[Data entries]
_ _ _

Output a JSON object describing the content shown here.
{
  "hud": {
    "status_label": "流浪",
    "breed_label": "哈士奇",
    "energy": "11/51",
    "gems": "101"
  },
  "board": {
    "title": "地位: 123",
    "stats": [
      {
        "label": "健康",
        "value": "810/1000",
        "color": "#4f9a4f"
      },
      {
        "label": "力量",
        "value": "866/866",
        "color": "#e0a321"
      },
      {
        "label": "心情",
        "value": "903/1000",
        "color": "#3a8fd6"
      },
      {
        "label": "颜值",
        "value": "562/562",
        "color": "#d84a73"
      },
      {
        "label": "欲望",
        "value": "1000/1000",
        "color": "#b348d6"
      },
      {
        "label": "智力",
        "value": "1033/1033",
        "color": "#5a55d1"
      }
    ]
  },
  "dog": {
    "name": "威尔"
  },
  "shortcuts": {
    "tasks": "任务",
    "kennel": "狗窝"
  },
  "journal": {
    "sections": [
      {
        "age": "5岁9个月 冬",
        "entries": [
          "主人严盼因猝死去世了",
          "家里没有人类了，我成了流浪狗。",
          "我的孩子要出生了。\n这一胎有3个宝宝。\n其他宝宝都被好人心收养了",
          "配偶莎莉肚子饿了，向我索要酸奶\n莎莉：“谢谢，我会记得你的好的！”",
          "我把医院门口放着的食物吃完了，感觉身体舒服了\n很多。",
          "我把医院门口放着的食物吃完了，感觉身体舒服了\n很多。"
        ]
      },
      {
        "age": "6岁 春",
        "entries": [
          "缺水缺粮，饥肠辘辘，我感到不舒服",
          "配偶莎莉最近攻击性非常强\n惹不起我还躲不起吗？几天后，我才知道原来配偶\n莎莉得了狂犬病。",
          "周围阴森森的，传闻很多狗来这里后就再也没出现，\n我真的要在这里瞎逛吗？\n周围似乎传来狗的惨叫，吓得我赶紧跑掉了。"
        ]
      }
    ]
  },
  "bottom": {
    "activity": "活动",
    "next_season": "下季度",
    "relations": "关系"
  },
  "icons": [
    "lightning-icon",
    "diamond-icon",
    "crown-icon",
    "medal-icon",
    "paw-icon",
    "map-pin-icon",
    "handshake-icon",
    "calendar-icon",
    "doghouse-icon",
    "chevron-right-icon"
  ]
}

_ _ _

**Exercise details:**
Return what is listed above, exactly and completely.

**Exercise response:**
Output a JSON object describing the content shown here.
{
  "hud": {
    "status_label": "流浪",
    "breed_label": "哈士奇",
    "energy": "11/51",
    "gems": "101"
  },
  "board": {
    "title": "地位: 123",
    "stats": [
      {
        "label": "健康",
        "value": "810/1000",
        "color": "#4f9a4f"
      },
      {
        "label": "力量",
        "value": "866/866",
        "color": "#e0a321"
      },
      {
        "label": "心情",
        "value": "903/1000",
        "color": "#3a8fd6"
      },
      {
        "label": "颜值",
        "value": "562/562",
        "color": "#d84a73"
      },
      {
        "label": "欲望",
        "value": "1000/1000",
        "color": "#b348d6"
      },
      {
        "label": "智力",
        "value": "1033/1033",
        "color": "#5a55d1"
      }
    ]
  },
  "dog": {
    "name": "威尔"
  },
  "shortcuts": {
    "tasks": "任务",
    "kennel": "狗窝"
  },
  "journal": {
    "sections": [
      {
        "age": "5岁9个月 冬",
        "entries": [
          "主人严盼因猝死去世了",
          "家里没有人类了，我成了流浪狗。",
          "我的孩子要出生了。\n这一胎有3个宝宝。\n其他宝宝都被好人心收养了",
          "配偶莎莉肚子饿了，向我索要酸奶\n莎莉：“谢谢，我会记得你的好的！”",
          "我把医院门口放着的食物吃完了，感觉身体舒服了\n很多。",
          "我把医院门口放着的食物吃完了，感觉身体舒服了\n很多。"
        ]
      },
      {
        "age": "6岁 春",
        "entries": [
          "缺水缺粮，饥肠辘辘，我感到不舒服",
          "配偶莎莉最近攻击性非常强\n惹不起我还躲不起吗？几天后，我才知道原来配偶\n莎莉得了狂犬病。",
          "周围阴森森的，传闻很多狗来这里后就再也没出现，\n我真的要在这里瞎逛吗？\n周围似乎传来狗的惨叫，吓得我赶紧跑掉了。"
        ]
      }
    ]
  },
  "bottom": {
    "activity": "活动",
    "next_season": "下季度",
    "relations": "关系"
  },
  "icons": [
    "lightning-icon",
    "diamond-icon",
    "crown-icon",
    "medal-icon",
    "paw-icon",
    "map-pin-icon",
    "handshake-icon",
    "calendar-icon",
    "doghouse-icon",
    "chevron-right-icon"
  ]
}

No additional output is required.